◆ Written problem
All lines in which the word "your" occurs are to be extracted.

◆ Data
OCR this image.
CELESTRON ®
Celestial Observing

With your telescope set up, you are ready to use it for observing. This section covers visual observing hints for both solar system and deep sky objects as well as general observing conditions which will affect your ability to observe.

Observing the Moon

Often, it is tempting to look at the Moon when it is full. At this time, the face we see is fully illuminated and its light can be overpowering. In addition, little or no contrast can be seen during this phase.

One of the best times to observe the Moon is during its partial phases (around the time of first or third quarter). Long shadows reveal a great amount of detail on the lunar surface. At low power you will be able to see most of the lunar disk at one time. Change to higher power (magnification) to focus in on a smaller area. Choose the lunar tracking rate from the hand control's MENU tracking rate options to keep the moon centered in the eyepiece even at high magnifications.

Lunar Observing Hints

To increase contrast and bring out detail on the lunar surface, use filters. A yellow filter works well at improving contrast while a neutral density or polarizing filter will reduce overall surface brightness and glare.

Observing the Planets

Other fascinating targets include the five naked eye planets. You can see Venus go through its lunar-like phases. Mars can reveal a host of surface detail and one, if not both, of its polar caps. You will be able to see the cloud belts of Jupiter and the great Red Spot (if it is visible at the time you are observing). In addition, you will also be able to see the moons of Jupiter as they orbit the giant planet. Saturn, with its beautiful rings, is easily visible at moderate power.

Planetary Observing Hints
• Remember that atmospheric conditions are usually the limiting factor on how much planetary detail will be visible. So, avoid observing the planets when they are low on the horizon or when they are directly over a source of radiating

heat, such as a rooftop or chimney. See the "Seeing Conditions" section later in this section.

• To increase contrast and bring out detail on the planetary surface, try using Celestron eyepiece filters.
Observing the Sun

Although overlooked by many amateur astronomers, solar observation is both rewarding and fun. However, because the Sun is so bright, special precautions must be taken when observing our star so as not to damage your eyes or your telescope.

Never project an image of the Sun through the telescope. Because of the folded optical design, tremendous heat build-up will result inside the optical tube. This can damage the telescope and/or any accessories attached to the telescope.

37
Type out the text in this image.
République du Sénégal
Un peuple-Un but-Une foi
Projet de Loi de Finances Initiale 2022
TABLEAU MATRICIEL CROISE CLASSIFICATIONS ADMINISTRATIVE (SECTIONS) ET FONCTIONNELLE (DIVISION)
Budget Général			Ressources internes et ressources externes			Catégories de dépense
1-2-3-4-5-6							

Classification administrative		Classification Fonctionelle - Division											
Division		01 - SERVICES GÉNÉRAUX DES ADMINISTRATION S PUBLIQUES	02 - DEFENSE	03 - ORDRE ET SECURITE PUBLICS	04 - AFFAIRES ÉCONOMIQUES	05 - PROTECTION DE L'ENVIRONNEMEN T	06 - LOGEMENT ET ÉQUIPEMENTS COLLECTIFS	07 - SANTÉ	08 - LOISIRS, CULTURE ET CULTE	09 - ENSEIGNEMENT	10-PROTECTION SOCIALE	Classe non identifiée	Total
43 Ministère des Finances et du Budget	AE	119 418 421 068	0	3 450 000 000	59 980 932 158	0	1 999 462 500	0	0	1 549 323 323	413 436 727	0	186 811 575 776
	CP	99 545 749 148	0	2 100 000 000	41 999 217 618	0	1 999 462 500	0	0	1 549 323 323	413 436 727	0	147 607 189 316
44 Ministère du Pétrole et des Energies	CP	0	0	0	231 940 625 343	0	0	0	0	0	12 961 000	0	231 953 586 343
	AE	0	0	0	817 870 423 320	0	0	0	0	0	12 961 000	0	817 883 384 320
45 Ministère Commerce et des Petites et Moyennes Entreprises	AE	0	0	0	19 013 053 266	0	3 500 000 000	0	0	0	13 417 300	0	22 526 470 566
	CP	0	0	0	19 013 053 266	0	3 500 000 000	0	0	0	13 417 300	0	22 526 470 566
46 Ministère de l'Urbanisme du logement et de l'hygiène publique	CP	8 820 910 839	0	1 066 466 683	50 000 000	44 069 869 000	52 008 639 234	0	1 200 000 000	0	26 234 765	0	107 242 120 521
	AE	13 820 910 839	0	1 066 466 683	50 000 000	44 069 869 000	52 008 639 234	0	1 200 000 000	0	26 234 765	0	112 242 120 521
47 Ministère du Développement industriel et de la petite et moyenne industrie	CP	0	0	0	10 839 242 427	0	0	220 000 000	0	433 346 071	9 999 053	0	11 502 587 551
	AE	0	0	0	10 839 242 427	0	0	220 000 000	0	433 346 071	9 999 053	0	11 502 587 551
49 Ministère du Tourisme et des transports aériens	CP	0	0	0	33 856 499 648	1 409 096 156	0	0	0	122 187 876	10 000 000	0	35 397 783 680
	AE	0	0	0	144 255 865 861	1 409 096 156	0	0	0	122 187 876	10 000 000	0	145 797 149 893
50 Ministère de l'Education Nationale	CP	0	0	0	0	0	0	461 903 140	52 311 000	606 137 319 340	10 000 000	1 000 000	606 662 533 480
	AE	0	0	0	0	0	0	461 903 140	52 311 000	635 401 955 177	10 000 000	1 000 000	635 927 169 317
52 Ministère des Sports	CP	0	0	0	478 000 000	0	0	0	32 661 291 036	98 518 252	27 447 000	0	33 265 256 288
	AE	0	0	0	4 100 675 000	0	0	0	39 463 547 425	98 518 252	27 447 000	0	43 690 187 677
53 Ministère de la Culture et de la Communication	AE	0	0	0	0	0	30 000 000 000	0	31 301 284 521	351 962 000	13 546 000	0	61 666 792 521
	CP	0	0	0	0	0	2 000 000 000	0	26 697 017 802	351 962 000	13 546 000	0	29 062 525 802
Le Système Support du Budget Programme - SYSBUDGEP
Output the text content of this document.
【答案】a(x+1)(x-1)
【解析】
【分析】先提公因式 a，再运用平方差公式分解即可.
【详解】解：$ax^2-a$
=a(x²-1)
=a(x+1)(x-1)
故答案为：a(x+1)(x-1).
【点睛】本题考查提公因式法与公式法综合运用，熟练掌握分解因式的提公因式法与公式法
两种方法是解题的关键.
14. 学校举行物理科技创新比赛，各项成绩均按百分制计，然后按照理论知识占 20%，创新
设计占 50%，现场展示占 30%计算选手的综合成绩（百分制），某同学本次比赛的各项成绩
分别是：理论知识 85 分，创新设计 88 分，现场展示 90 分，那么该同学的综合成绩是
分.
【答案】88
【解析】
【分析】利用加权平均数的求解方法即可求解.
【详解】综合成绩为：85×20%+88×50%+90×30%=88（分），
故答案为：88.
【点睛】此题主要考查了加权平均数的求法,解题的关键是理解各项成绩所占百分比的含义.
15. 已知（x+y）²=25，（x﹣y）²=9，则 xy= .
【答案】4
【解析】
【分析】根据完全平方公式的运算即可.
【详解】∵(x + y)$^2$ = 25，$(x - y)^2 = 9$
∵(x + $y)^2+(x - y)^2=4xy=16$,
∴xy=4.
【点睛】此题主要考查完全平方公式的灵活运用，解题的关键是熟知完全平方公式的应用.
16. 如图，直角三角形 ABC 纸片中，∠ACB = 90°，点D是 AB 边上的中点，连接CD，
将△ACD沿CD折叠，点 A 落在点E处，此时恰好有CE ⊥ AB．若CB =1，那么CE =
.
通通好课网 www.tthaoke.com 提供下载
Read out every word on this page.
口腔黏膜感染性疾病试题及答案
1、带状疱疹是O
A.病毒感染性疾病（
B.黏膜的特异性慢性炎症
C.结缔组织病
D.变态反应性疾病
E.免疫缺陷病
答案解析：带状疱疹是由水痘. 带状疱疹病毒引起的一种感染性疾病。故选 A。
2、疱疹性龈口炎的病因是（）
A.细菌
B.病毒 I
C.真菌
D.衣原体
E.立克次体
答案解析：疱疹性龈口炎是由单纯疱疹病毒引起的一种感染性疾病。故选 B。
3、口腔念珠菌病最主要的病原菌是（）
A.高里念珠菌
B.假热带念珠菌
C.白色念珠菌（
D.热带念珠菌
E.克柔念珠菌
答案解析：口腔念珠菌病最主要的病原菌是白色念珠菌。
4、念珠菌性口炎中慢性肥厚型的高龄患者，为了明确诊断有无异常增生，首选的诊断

◆ Complete output
With your telescope set up, you are ready to use it for observing. This section covers visual observing hints for both solar system and deep sky objects as well as general observing conditions which will affect your ability to observe.
Although overlooked by many amateur astronomers, solar observation is both rewarding and fun. However, because the Sun is so bright, special precautions must be taken when observing our star so as not to damage your eyes or your telescope.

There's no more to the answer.